REQUIREMENT
Write out the complete material exactly as it stands.

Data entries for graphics
[Start]

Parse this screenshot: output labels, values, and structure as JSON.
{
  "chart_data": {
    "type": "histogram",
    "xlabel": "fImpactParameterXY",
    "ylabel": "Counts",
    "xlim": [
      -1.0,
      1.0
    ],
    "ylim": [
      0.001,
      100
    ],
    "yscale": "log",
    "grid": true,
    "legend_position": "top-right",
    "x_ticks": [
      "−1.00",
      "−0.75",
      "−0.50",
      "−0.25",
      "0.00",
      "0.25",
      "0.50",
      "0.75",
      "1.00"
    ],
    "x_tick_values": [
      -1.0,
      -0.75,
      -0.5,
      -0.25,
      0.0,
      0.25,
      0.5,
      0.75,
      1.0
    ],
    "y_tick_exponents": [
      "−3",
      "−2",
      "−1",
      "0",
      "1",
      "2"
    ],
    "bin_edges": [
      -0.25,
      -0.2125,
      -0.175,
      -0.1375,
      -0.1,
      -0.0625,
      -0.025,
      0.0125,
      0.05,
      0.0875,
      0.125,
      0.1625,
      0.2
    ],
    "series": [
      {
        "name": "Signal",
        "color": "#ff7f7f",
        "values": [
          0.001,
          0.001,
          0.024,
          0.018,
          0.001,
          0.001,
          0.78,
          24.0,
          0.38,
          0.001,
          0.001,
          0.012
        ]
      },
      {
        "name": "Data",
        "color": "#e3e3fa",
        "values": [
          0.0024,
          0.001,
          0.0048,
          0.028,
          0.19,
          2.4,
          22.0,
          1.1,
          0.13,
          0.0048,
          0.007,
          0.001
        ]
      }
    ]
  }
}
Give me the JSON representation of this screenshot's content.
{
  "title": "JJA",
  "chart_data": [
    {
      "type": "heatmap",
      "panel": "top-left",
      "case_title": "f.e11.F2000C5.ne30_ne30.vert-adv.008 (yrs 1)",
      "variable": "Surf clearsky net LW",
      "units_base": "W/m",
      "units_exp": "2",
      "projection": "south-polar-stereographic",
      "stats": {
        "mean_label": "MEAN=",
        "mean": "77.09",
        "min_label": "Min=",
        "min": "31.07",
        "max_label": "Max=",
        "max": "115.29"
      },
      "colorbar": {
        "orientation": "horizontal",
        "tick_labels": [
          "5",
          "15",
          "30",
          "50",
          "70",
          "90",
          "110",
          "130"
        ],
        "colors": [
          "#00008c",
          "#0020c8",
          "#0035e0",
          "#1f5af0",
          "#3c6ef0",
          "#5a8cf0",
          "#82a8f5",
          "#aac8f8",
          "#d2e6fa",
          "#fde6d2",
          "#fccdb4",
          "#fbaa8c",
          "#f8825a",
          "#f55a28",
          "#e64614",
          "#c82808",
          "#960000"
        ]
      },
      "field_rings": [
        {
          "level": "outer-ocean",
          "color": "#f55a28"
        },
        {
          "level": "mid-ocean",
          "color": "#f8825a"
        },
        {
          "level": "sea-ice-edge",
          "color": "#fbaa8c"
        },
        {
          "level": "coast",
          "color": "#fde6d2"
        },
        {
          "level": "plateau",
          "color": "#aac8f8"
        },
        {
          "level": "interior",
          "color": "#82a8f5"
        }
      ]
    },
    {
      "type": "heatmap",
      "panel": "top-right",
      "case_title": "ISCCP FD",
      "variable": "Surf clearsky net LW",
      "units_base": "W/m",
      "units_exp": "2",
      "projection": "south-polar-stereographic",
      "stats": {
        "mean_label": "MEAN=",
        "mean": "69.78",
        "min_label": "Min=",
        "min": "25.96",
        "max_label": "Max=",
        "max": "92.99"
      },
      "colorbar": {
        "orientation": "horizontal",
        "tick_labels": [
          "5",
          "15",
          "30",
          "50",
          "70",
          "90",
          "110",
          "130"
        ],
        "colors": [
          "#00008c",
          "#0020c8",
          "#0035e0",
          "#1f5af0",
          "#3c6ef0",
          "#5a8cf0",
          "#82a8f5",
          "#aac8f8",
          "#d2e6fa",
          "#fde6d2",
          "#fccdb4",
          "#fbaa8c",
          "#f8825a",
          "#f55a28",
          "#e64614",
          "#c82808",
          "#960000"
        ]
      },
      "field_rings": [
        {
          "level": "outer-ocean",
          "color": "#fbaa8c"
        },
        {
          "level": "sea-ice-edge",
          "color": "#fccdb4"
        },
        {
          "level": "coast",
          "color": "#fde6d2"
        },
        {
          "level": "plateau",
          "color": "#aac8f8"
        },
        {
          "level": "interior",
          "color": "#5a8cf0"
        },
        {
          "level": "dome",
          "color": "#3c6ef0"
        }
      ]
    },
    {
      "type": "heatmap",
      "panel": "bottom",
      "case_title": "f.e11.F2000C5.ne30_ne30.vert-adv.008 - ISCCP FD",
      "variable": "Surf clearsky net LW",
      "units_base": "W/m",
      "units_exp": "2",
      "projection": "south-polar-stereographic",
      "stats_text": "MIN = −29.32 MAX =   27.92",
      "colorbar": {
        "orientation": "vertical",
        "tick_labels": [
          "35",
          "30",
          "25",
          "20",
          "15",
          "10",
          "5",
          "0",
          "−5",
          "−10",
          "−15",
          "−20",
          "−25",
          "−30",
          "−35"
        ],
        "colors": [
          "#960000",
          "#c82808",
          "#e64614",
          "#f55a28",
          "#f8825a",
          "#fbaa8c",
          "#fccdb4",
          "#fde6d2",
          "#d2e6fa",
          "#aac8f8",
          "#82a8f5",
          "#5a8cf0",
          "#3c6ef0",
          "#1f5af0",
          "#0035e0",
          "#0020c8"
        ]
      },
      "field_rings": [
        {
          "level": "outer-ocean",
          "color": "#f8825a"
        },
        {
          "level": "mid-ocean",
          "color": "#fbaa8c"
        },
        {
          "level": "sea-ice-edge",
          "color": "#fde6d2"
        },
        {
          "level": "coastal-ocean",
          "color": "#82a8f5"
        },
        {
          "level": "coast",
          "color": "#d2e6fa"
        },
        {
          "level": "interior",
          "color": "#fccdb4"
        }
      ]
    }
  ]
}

[End]

RESPONSE
Parse this screenshot: output labels, values, and structure as JSON.
{
  "chart_data": {
    "type": "histogram",
    "xlabel": "fImpactParameterXY",
    "ylabel": "Counts",
    "xlim": [
      -1.0,
      1.0
    ],
    "ylim": [
      0.001,
      100
    ],
    "yscale": "log",
    "grid": true,
    "legend_position": "top-right",
    "x_ticks": [
      "−1.00",
      "−0.75",
      "−0.50",
      "−0.25",
      "0.00",
      "0.25",
      "0.50",
      "0.75",
      "1.00"
    ],
    "x_tick_values": [
      -1.0,
      -0.75,
      -0.5,
      -0.25,
      0.0,
      0.25,
      0.5,
      0.75,
      1.0
    ],
    "y_tick_exponents": [
      "−3",
      "−2",
      "−1",
      "0",
      "1",
      "2"
    ],
    "bin_edges": [
      -0.25,
      -0.2125,
      -0.175,
      -0.1375,
      -0.1,
      -0.0625,
      -0.025,
      0.0125,
      0.05,
      0.0875,
      0.125,
      0.1625,
      0.2
    ],
    "series": [
      {
        "name": "Signal",
        "color": "#ff7f7f",
        "values": [
          0.001,
          0.001,
          0.024,
          0.018,
          0.001,
          0.001,
          0.78,
          24.0,
          0.38,
          0.001,
          0.001,
          0.012
        ]
      },
      {
        "name": "Data",
        "color": "#e3e3fa",
        "values": [
          0.0024,
          0.001,
          0.0048,
          0.028,
          0.19,
          2.4,
          22.0,
          1.1,
          0.13,
          0.0048,
          0.007,
          0.001
        ]
      }
    ]
  }
}
Give me the JSON representation of this screenshot's content.
{
  "title": "JJA",
  "chart_data": [
    {
      "type": "heatmap",
      "panel": "top-left",
      "case_title": "f.e11.F2000C5.ne30_ne30.vert-adv.008 (yrs 1)",
      "variable": "Surf clearsky net LW",
      "units_base": "W/m",
      "units_exp": "2",
      "projection": "south-polar-stereographic",
      "stats": {
        "mean_label": "MEAN=",
        "mean": "77.09",
        "min_label": "Min=",
        "min": "31.07",
        "max_label": "Max=",
        "max": "115.29"
      },
      "colorbar": {
        "orientation": "horizontal",
        "tick_labels": [
          "5",
          "15",
          "30",
          "50",
          "70",
          "90",
          "110",
          "130"
        ],
        "colors": [
          "#00008c",
          "#0020c8",
          "#0035e0",
          "#1f5af0",
          "#3c6ef0",
          "#5a8cf0",
          "#82a8f5",
          "#aac8f8",
          "#d2e6fa",
          "#fde6d2",
          "#fccdb4",
          "#fbaa8c",
          "#f8825a",
          "#f55a28",
          "#e64614",
          "#c82808",
          "#960000"
        ]
      },
      "field_rings": [
        {
          "level": "outer-ocean",
          "color": "#f55a28"
        },
        {
          "level": "mid-ocean",
          "color": "#f8825a"
        },
        {
          "level": "sea-ice-edge",
          "color": "#fbaa8c"
        },
        {
          "level": "coast",
          "color": "#fde6d2"
        },
        {
          "level": "plateau",
          "color": "#aac8f8"
        },
        {
          "level": "interior",
          "color": "#82a8f5"
        }
      ]
    },
    {
      "type": "heatmap",
      "panel": "top-right",
      "case_title": "ISCCP FD",
      "variable": "Surf clearsky net LW",
      "units_base": "W/m",
      "units_exp": "2",
      "projection": "south-polar-stereographic",
      "stats": {
        "mean_label": "MEAN=",
        "mean": "69.78",
        "min_label": "Min=",
        "min": "25.96",
        "max_label": "Max=",
        "max": "92.99"
      },
      "colorbar": {
        "orientation": "horizontal",
        "tick_labels": [
          "5",
          "15",
          "30",
          "50",
          "70",
          "90",
          "110",
          "130"
        ],
        "colors": [
          "#00008c",
          "#0020c8",
          "#0035e0",
          "#1f5af0",
          "#3c6ef0",
          "#5a8cf0",
          "#82a8f5",
          "#aac8f8",
          "#d2e6fa",
          "#fde6d2",
          "#fccdb4",
          "#fbaa8c",
          "#f8825a",
          "#f55a28",
          "#e64614",
          "#c82808",
          "#960000"
        ]
      },
      "field_rings": [
        {
          "level": "outer-ocean",
          "color": "#fbaa8c"
        },
        {
          "level": "sea-ice-edge",
          "color": "#fccdb4"
        },
        {
          "level": "coast",
          "color": "#fde6d2"
        },
        {
          "level": "plateau",
          "color": "#aac8f8"
        },
        {
          "level": "interior",
          "color": "#5a8cf0"
        },
        {
          "level": "dome",
          "color": "#3c6ef0"
        }
      ]
    },
    {
      "type": "heatmap",
      "panel": "bottom",
      "case_title": "f.e11.F2000C5.ne30_ne30.vert-adv.008 - ISCCP FD",
      "variable": "Surf clearsky net LW",
      "units_base": "W/m",
      "units_exp": "2",
      "projection": "south-polar-stereographic",
      "stats_text": "MIN = −29.32 MAX =   27.92",
      "colorbar": {
        "orientation": "vertical",
        "tick_labels": [
          "35",
          "30",
          "25",
          "20",
          "15",
          "10",
          "5",
          "0",
          "−5",
          "−10",
          "−15",
          "−20",
          "−25",
          "−30",
          "−35"
        ],
        "colors": [
          "#960000",
          "#c82808",
          "#e64614",
          "#f55a28",
          "#f8825a",
          "#fbaa8c",
          "#fccdb4",
          "#fde6d2",
          "#d2e6fa",
          "#aac8f8",
          "#82a8f5",
          "#5a8cf0",
          "#3c6ef0",
          "#1f5af0",
          "#0035e0",
          "#0020c8"
        ]
      },
      "field_rings": [
        {
          "level": "outer-ocean",
          "color": "#f8825a"
        },
        {
          "level": "mid-ocean",
          "color": "#fbaa8c"
        },
        {
          "level": "sea-ice-edge",
          "color": "#fde6d2"
        },
        {
          "level": "coastal-ocean",
          "color": "#82a8f5"
        },
        {
          "level": "coast",
          "color": "#d2e6fa"
        },
        {
          "level": "interior",
          "color": "#fccdb4"
        }
      ]
    }
  ]
}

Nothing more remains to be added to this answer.